## Exercise aim
Find each line with "BPSK" and copy it.

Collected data
═══
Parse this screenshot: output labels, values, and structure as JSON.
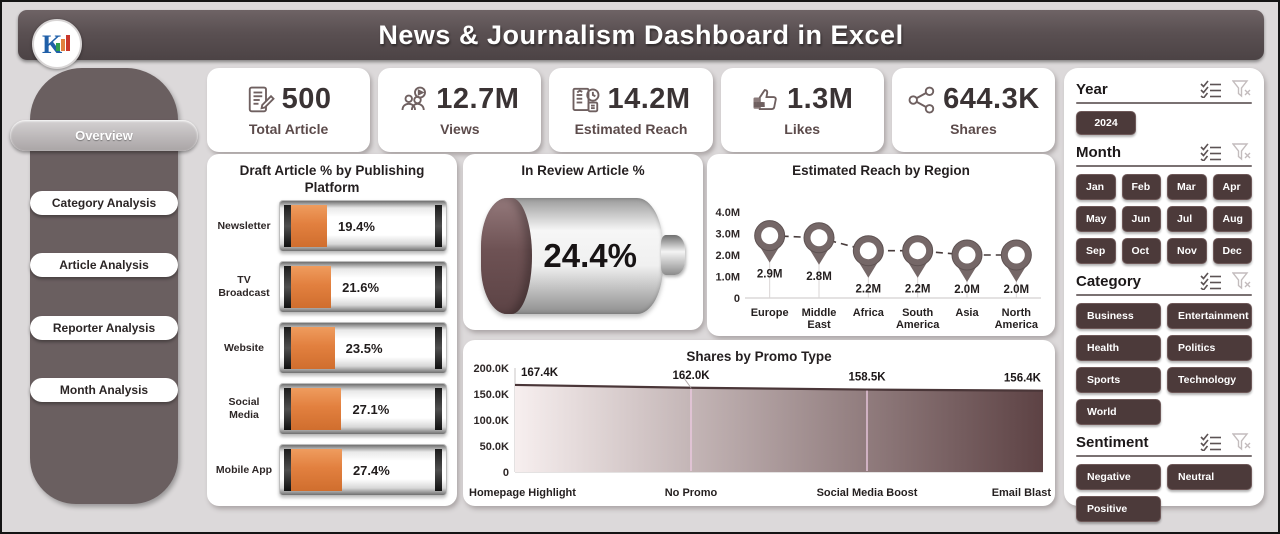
{
  "header": {
    "title": "News & Journalism Dashboard in Excel",
    "logo_text": "K"
  },
  "sidebar": {
    "items": [
      {
        "label": "Overview",
        "active": true
      },
      {
        "label": "Category Analysis",
        "active": false
      },
      {
        "label": "Article Analysis",
        "active": false
      },
      {
        "label": "Reporter Analysis",
        "active": false
      },
      {
        "label": "Month Analysis",
        "active": false
      }
    ]
  },
  "kpis": [
    {
      "icon": "article-icon",
      "value": "500",
      "label": "Total Article"
    },
    {
      "icon": "views-icon",
      "value": "12.7M",
      "label": "Views"
    },
    {
      "icon": "reach-icon",
      "value": "14.2M",
      "label": "Estimated Reach"
    },
    {
      "icon": "likes-icon",
      "value": "1.3M",
      "label": "Likes"
    },
    {
      "icon": "shares-icon",
      "value": "644.3K",
      "label": "Shares"
    }
  ],
  "chart_data": [
    {
      "type": "bar",
      "subtype": "battery-bars",
      "title": "Draft Article % by Publishing Platform",
      "categories": [
        "Newsletter",
        "TV Broadcast",
        "Website",
        "Social Media",
        "Mobile App"
      ],
      "values": [
        19.4,
        21.6,
        23.5,
        27.1,
        27.4
      ],
      "value_labels": [
        "19.4%",
        "21.6%",
        "23.5%",
        "27.1%",
        "27.4%"
      ],
      "xlabel": "",
      "ylabel": "",
      "fill_color": "#e2803f"
    },
    {
      "type": "gauge",
      "subtype": "battery",
      "title": "In Review Article %",
      "value": 24.4,
      "value_label": "24.4%",
      "fill_color": "#6e5254"
    },
    {
      "type": "scatter",
      "subtype": "map-pins",
      "title": "Estimated Reach by Region",
      "categories": [
        "Europe",
        "Middle East",
        "Africa",
        "South America",
        "Asia",
        "North America"
      ],
      "values": [
        2.9,
        2.8,
        2.2,
        2.2,
        2.0,
        2.0
      ],
      "value_labels": [
        "2.9M",
        "2.8M",
        "2.2M",
        "2.2M",
        "2.0M",
        "2.0M"
      ],
      "ylim": [
        0,
        4
      ],
      "yticks": [
        "0",
        "1.0M",
        "2.0M",
        "3.0M",
        "4.0M"
      ],
      "grid": true,
      "pin_color": "#756767",
      "line_style": "dashed"
    },
    {
      "type": "area",
      "title": "Shares by Promo Type",
      "categories": [
        "Homepage Highlight",
        "No Promo",
        "Social Media Boost",
        "Email Blast"
      ],
      "values": [
        167.4,
        162.0,
        158.5,
        156.4
      ],
      "value_labels": [
        "167.4K",
        "162.0K",
        "158.5K",
        "156.4K"
      ],
      "ylim": [
        0,
        200
      ],
      "yticks": [
        "0",
        "50.0K",
        "100.0K",
        "150.0K",
        "200.0K"
      ],
      "grid": true,
      "gradient": [
        "#f7efef",
        "#5d4244"
      ]
    }
  ],
  "filters": {
    "year": {
      "label": "Year",
      "options": [
        "2024"
      ]
    },
    "month": {
      "label": "Month",
      "options": [
        "Jan",
        "Feb",
        "Mar",
        "Apr",
        "May",
        "Jun",
        "Jul",
        "Aug",
        "Sep",
        "Oct",
        "Nov",
        "Dec"
      ]
    },
    "category": {
      "label": "Category",
      "options": [
        "Business",
        "Entertainment",
        "Health",
        "Politics",
        "Sports",
        "Technology",
        "World"
      ]
    },
    "sentiment": {
      "label": "Sentiment",
      "options": [
        "Negative",
        "Neutral",
        "Positive"
      ]
    }
  },
  "colors": {
    "accent_orange": "#e2803f",
    "slicer_brown": "#4c3a3a",
    "sidebar_brown": "#6a5f60",
    "header_brown": "#5a5052",
    "gauge_brown": "#6e5254",
    "pin_taupe": "#756767"
  }
}
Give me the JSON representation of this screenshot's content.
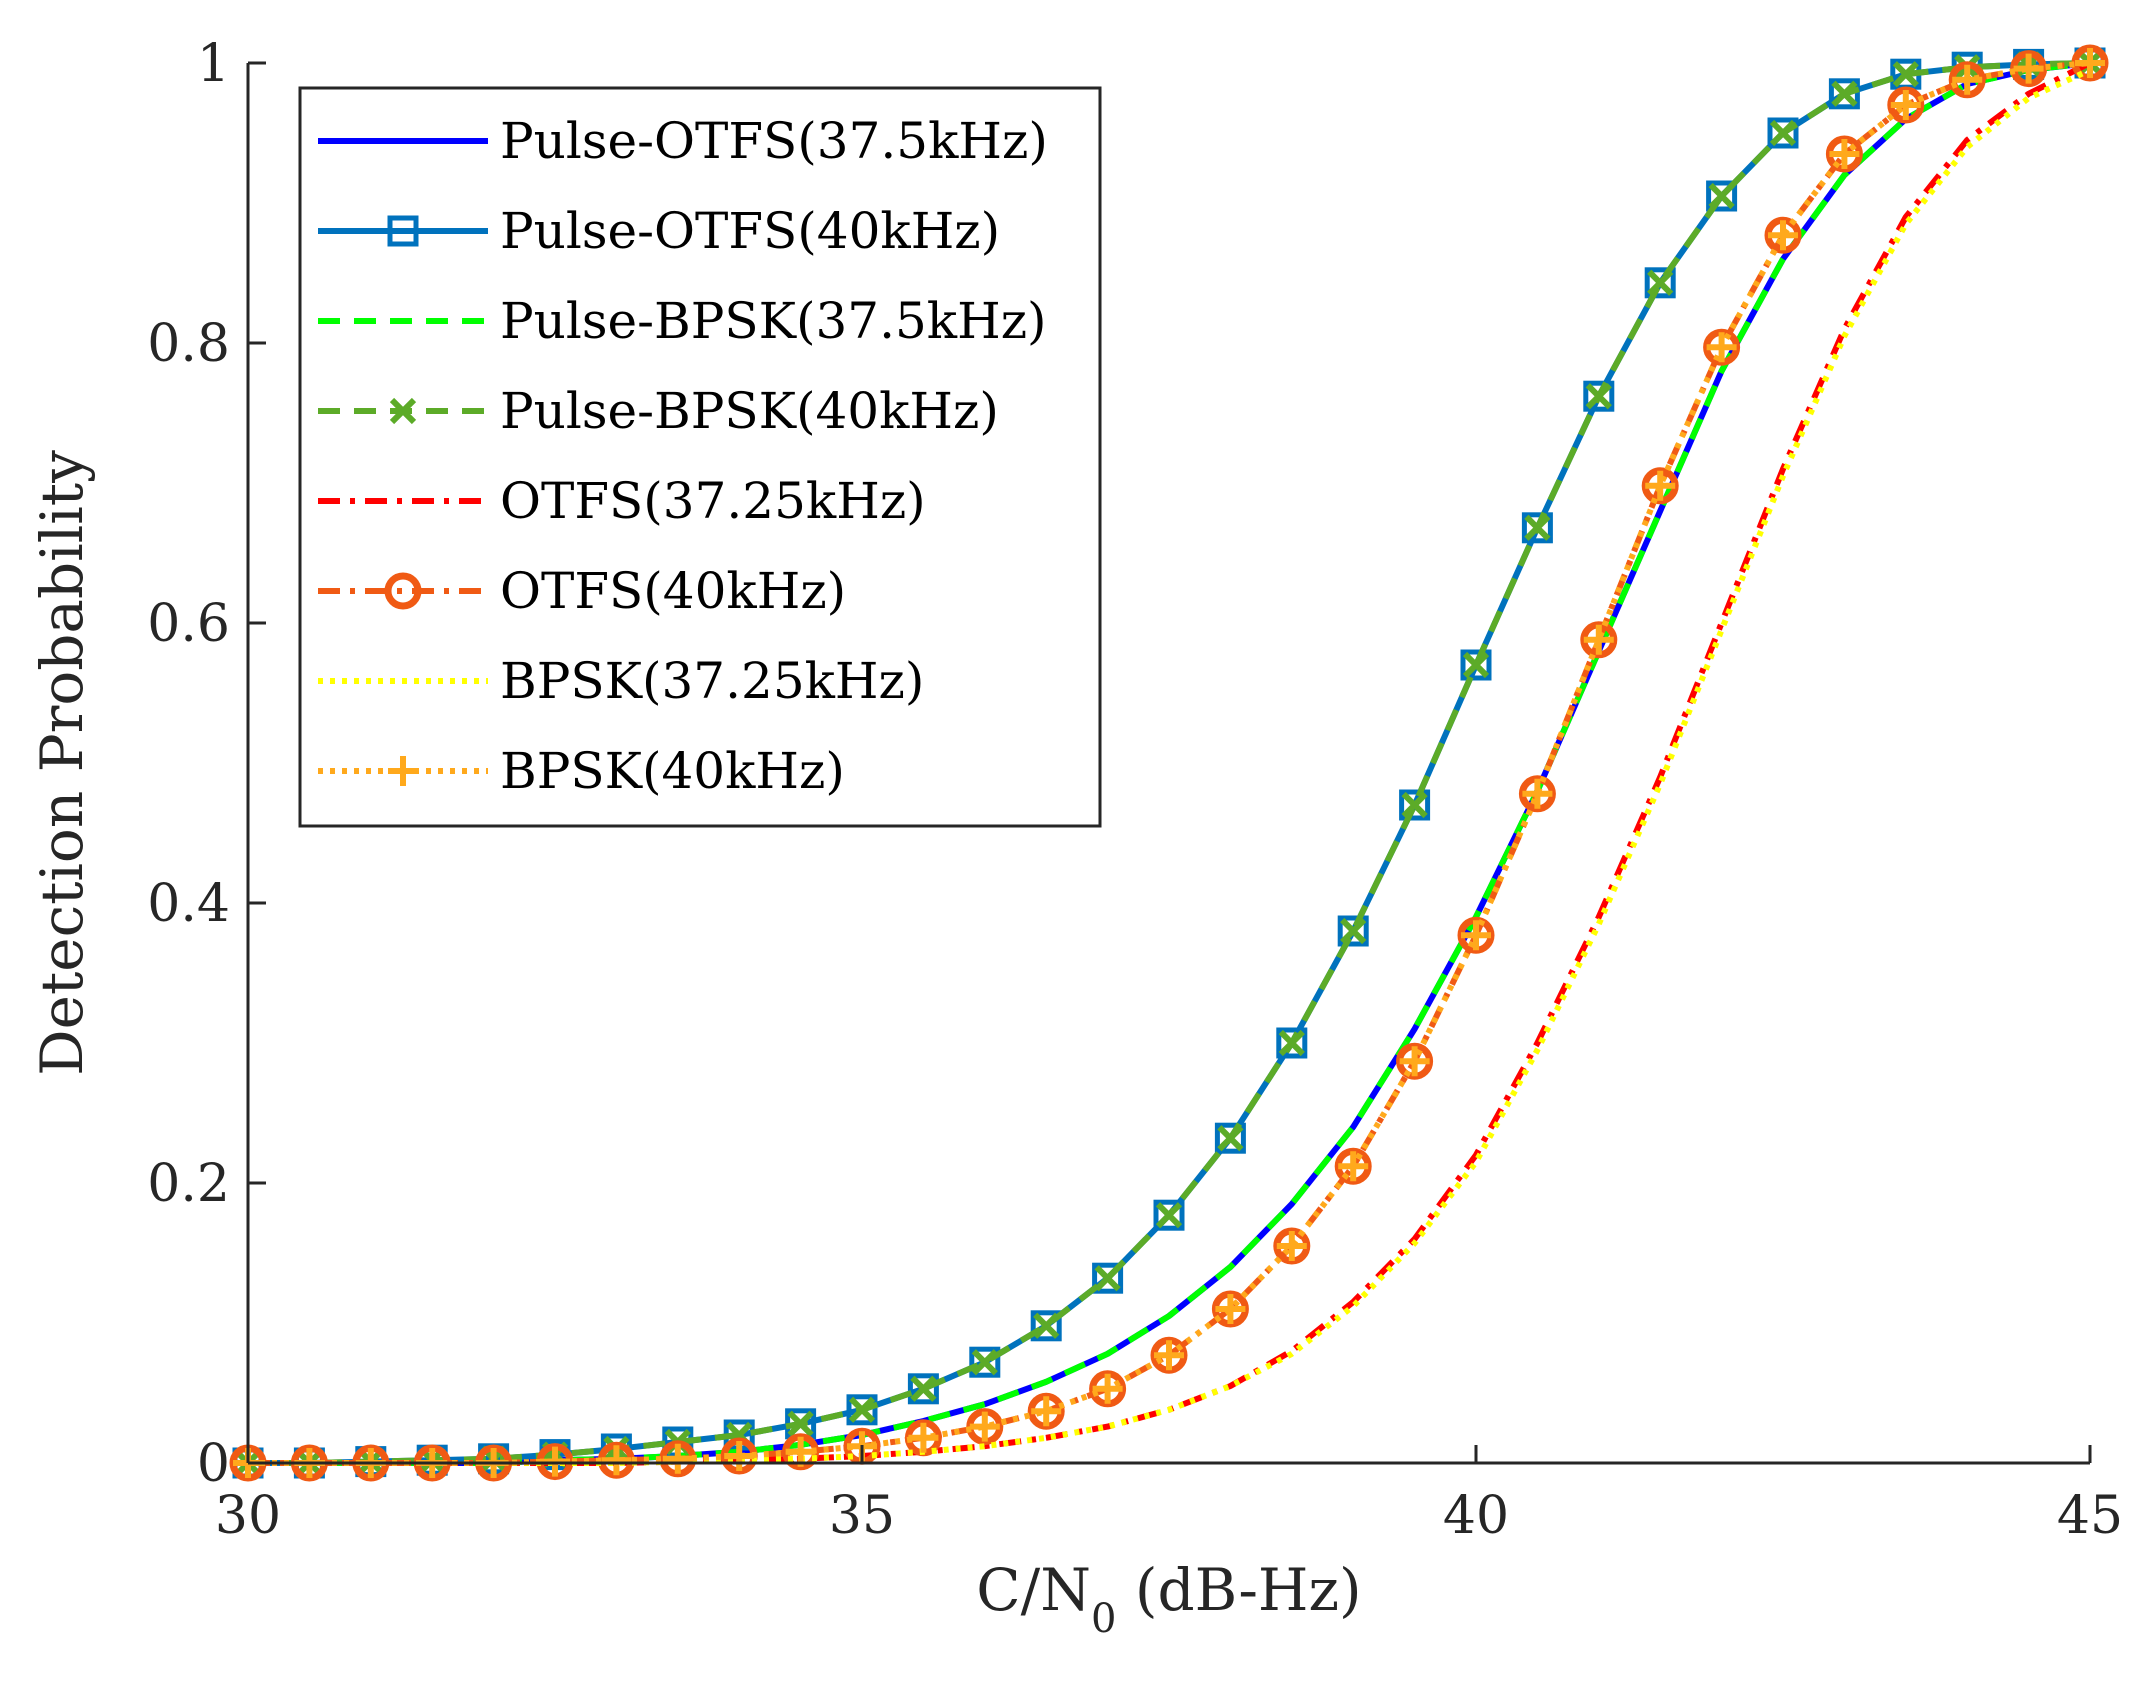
{
  "chart_data": {
    "type": "line",
    "title": "",
    "xlabel_main": "C/N",
    "xlabel_sub": "0",
    "xlabel_unit": " (dB-Hz)",
    "ylabel": "Detection Probability",
    "xlim": [
      30,
      45
    ],
    "ylim": [
      0,
      1
    ],
    "xticks": [
      30,
      35,
      40,
      45
    ],
    "xtick_labels": [
      "30",
      "35",
      "40",
      "45"
    ],
    "yticks": [
      0,
      0.2,
      0.4,
      0.6,
      0.8,
      1
    ],
    "ytick_labels": [
      "0",
      "0.2",
      "0.4",
      "0.6",
      "0.8",
      "1"
    ],
    "grid": false,
    "legend_position": "top-left",
    "x": [
      30,
      30.5,
      31,
      31.5,
      32,
      32.5,
      33,
      33.5,
      34,
      34.5,
      35,
      35.5,
      36,
      36.5,
      37,
      37.5,
      38,
      38.5,
      39,
      39.5,
      40,
      40.5,
      41,
      41.5,
      42,
      42.5,
      43,
      43.5,
      44,
      44.5,
      45
    ],
    "series": [
      {
        "name": "Pulse-OTFS(37.5kHz)",
        "color": "#0000ff",
        "dash": "solid",
        "marker": "none",
        "values": [
          0,
          0,
          0,
          0,
          0,
          0.002,
          0.003,
          0.005,
          0.008,
          0.013,
          0.02,
          0.03,
          0.042,
          0.058,
          0.078,
          0.105,
          0.14,
          0.185,
          0.24,
          0.31,
          0.39,
          0.48,
          0.58,
          0.68,
          0.78,
          0.86,
          0.92,
          0.96,
          0.985,
          0.995,
          1
        ]
      },
      {
        "name": "Pulse-OTFS(40kHz)",
        "color": "#0072bd",
        "dash": "solid",
        "marker": "square",
        "values": [
          0,
          0,
          0.001,
          0.002,
          0.003,
          0.006,
          0.01,
          0.015,
          0.02,
          0.028,
          0.038,
          0.053,
          0.072,
          0.098,
          0.132,
          0.177,
          0.232,
          0.3,
          0.38,
          0.47,
          0.57,
          0.668,
          0.762,
          0.843,
          0.905,
          0.95,
          0.978,
          0.992,
          0.997,
          0.999,
          1
        ]
      },
      {
        "name": "Pulse-BPSK(37.5kHz)",
        "color": "#00ff00",
        "dash": "dashed",
        "marker": "none",
        "values": [
          0,
          0,
          0,
          0,
          0,
          0.002,
          0.003,
          0.005,
          0.008,
          0.013,
          0.02,
          0.03,
          0.042,
          0.058,
          0.078,
          0.105,
          0.14,
          0.185,
          0.24,
          0.31,
          0.39,
          0.48,
          0.58,
          0.68,
          0.78,
          0.86,
          0.92,
          0.96,
          0.985,
          0.995,
          1
        ]
      },
      {
        "name": "Pulse-BPSK(40kHz)",
        "color": "#5cab28",
        "dash": "dashed",
        "marker": "x",
        "values": [
          0,
          0,
          0.001,
          0.002,
          0.003,
          0.006,
          0.01,
          0.015,
          0.02,
          0.028,
          0.038,
          0.053,
          0.072,
          0.098,
          0.132,
          0.177,
          0.232,
          0.3,
          0.38,
          0.47,
          0.57,
          0.668,
          0.762,
          0.843,
          0.905,
          0.95,
          0.978,
          0.992,
          0.997,
          0.999,
          1
        ]
      },
      {
        "name": "OTFS(37.25kHz)",
        "color": "#ff0000",
        "dash": "dashdot",
        "marker": "none",
        "values": [
          0,
          0,
          0,
          0,
          0,
          0,
          0,
          0.001,
          0.002,
          0.003,
          0.005,
          0.008,
          0.012,
          0.018,
          0.026,
          0.038,
          0.055,
          0.08,
          0.115,
          0.16,
          0.22,
          0.3,
          0.39,
          0.49,
          0.6,
          0.71,
          0.81,
          0.89,
          0.945,
          0.978,
          1
        ]
      },
      {
        "name": "OTFS(40kHz)",
        "color": "#f05a14",
        "dash": "dashdot",
        "marker": "circle",
        "values": [
          0,
          0,
          0,
          0,
          0,
          0.001,
          0.002,
          0.003,
          0.005,
          0.008,
          0.012,
          0.018,
          0.026,
          0.037,
          0.053,
          0.077,
          0.11,
          0.155,
          0.212,
          0.287,
          0.377,
          0.478,
          0.588,
          0.698,
          0.797,
          0.877,
          0.935,
          0.97,
          0.988,
          0.996,
          1
        ]
      },
      {
        "name": "BPSK(37.25kHz)",
        "color": "#ffff00",
        "dash": "dotted",
        "marker": "none",
        "values": [
          0,
          0,
          0,
          0,
          0,
          0,
          0,
          0.001,
          0.002,
          0.003,
          0.005,
          0.008,
          0.012,
          0.018,
          0.026,
          0.038,
          0.055,
          0.078,
          0.112,
          0.157,
          0.215,
          0.295,
          0.385,
          0.485,
          0.595,
          0.705,
          0.805,
          0.885,
          0.94,
          0.975,
          0.995
        ]
      },
      {
        "name": "BPSK(40kHz)",
        "color": "#ffa91c",
        "dash": "dotted",
        "marker": "plus",
        "values": [
          0,
          0,
          0,
          0,
          0,
          0.001,
          0.002,
          0.003,
          0.005,
          0.008,
          0.012,
          0.018,
          0.026,
          0.037,
          0.053,
          0.077,
          0.11,
          0.155,
          0.212,
          0.287,
          0.377,
          0.478,
          0.588,
          0.698,
          0.797,
          0.877,
          0.935,
          0.97,
          0.988,
          0.996,
          1
        ]
      }
    ]
  }
}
═══
## Written solution
        "name": "Pulse-BPSK(37.5kHz)",
        "name": "Pulse-BPSK(40kHz)",
        "name": "BPSK(37.25kHz)",
        "name": "BPSK(40kHz)",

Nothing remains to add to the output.